- _RECORDS PROVIDED_
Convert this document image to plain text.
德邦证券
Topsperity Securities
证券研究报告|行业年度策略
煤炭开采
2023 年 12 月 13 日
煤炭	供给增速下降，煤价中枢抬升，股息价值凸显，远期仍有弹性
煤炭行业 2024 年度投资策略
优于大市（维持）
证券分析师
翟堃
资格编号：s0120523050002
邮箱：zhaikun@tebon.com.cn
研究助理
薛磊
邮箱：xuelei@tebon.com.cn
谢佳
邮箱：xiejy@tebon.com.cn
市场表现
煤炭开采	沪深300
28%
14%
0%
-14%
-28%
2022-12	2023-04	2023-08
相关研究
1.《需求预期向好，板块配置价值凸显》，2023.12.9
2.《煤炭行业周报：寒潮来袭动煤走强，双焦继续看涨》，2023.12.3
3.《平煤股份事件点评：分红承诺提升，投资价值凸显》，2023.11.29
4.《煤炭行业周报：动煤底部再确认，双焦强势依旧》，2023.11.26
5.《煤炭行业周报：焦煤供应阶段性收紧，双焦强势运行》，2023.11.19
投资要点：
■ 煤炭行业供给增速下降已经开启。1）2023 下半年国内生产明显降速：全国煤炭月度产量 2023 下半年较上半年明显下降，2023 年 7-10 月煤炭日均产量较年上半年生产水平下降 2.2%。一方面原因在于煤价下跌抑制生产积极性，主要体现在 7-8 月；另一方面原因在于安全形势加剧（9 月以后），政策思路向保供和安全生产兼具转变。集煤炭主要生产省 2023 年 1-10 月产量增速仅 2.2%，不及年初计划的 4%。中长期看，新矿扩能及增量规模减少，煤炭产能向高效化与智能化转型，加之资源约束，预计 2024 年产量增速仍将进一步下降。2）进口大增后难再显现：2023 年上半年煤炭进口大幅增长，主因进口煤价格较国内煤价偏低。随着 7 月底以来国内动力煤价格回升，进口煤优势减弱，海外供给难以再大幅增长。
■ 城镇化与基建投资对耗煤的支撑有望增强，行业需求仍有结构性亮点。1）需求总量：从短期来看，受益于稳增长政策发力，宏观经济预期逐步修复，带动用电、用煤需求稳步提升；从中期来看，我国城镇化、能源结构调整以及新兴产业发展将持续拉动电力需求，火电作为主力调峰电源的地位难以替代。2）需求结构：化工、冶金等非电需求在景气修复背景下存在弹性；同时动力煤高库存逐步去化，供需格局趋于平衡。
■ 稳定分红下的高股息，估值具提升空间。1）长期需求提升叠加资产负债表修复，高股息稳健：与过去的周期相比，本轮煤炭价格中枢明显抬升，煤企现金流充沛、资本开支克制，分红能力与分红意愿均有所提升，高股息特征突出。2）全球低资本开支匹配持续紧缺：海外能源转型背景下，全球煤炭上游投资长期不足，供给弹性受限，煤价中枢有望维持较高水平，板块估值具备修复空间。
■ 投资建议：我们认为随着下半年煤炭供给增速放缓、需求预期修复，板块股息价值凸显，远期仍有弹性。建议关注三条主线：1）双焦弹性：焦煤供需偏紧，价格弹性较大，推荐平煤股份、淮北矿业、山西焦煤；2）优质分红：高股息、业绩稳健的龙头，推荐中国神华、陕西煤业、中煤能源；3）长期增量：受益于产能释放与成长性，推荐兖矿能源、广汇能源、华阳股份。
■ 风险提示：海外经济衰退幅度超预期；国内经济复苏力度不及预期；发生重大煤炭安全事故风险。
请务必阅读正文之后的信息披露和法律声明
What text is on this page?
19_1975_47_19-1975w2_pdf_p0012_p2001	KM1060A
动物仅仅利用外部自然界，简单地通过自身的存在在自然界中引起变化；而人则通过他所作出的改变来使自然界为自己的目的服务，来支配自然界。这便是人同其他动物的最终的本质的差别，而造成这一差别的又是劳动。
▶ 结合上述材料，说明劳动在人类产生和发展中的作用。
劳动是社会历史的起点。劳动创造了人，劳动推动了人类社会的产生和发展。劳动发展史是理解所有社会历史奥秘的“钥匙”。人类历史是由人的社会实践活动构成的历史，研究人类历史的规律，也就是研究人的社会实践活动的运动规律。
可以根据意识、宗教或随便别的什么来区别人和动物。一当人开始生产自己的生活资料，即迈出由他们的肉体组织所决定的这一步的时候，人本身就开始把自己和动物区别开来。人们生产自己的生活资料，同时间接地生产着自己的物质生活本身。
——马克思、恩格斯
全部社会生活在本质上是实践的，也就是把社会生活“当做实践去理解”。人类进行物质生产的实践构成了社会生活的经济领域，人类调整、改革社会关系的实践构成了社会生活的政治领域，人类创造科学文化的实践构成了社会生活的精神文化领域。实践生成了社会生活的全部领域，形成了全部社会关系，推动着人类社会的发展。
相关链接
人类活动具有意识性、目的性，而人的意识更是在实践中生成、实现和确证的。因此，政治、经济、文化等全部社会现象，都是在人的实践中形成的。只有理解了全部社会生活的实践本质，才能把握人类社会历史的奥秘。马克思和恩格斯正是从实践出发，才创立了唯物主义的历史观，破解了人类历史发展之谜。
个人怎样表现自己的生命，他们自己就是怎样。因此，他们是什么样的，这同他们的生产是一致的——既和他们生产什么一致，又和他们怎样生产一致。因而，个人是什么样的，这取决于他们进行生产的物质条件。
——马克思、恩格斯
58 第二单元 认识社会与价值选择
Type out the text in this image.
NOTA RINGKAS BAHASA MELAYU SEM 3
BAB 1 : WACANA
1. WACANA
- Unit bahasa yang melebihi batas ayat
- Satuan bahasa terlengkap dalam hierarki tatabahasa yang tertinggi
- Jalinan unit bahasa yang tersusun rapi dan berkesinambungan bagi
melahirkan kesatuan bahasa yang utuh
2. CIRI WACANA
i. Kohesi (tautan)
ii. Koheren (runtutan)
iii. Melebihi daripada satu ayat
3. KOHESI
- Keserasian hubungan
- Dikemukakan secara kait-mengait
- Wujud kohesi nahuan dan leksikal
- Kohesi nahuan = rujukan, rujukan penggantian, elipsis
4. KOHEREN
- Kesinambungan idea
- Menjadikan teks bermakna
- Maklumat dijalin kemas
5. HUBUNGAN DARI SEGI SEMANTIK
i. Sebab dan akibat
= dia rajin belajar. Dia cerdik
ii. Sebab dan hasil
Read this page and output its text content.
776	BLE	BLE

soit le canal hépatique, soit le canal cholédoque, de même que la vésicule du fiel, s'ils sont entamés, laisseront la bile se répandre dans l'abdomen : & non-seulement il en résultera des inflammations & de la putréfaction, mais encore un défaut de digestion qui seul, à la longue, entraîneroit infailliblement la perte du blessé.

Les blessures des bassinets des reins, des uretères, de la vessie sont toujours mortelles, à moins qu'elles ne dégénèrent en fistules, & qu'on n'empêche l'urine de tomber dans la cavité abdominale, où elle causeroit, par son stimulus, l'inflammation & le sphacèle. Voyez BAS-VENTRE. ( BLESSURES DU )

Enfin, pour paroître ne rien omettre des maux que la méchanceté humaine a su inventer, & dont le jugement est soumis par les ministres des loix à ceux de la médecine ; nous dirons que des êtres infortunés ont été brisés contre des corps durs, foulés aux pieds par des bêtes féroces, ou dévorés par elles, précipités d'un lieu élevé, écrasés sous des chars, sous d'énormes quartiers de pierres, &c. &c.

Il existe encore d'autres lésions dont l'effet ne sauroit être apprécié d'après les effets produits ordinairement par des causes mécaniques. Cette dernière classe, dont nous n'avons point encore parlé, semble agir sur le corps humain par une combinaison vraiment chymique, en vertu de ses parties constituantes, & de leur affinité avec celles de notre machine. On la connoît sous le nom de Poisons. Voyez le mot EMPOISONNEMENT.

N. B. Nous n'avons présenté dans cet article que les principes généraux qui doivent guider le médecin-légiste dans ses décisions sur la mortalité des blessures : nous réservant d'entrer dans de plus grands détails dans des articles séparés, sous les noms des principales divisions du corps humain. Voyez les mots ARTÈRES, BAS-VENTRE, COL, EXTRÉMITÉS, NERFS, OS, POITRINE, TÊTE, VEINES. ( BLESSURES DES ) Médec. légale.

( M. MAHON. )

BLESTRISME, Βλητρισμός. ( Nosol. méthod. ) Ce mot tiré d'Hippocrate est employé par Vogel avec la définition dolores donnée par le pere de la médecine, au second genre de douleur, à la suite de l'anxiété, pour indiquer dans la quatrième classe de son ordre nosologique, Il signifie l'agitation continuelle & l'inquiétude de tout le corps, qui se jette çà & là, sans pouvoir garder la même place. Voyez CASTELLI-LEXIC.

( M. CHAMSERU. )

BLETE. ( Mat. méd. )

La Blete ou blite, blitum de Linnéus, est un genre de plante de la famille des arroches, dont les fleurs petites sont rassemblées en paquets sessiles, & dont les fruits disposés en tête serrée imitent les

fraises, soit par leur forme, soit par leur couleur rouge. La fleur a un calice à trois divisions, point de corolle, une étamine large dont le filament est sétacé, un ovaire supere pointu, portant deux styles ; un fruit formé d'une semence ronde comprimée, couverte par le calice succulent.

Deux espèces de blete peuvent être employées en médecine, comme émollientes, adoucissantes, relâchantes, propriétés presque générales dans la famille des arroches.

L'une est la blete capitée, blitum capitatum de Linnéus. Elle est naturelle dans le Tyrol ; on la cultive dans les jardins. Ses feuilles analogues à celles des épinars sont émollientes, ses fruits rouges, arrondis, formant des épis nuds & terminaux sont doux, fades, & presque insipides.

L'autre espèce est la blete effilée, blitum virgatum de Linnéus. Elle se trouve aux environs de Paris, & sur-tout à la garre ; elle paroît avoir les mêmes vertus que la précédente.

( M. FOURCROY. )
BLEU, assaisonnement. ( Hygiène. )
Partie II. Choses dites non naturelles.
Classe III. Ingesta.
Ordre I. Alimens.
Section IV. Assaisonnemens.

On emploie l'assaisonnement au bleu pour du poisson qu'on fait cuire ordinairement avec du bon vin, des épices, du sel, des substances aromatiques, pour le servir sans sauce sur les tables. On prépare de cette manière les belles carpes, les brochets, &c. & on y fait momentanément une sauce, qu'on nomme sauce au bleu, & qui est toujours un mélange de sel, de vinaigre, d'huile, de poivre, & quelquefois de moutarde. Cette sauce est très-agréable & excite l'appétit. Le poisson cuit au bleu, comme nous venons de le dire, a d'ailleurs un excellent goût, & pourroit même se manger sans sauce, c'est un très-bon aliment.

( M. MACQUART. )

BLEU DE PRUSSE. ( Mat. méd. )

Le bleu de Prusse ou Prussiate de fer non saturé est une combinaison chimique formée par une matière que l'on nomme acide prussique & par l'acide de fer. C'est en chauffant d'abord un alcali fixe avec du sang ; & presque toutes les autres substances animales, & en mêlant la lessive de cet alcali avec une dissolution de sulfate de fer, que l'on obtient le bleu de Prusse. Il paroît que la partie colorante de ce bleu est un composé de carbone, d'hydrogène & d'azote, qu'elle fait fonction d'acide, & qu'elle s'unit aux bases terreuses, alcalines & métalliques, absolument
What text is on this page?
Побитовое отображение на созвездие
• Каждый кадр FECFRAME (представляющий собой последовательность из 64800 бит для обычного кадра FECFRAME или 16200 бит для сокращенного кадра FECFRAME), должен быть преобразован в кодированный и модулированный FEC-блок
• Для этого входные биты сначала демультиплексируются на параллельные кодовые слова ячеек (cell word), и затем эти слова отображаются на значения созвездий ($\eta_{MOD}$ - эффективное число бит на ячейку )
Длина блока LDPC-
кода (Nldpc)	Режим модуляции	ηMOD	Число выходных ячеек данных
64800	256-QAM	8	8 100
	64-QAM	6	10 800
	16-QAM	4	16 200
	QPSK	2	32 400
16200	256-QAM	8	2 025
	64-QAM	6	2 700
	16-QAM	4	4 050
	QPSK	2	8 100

- _WHAT TO DO_
List each line of the records that holds the string "煤炭行业周报".

- _ANSWER BELOW_
2.《煤炭行业周报：寒潮来袭动煤走强，双焦继续看涨》，2023.12.3
4.《煤炭行业周报：动煤底部再确认，双焦强势依旧》，2023.11.26
5.《煤炭行业周报：焦煤供应阶段性收紧，双焦强势运行》，2023.11.19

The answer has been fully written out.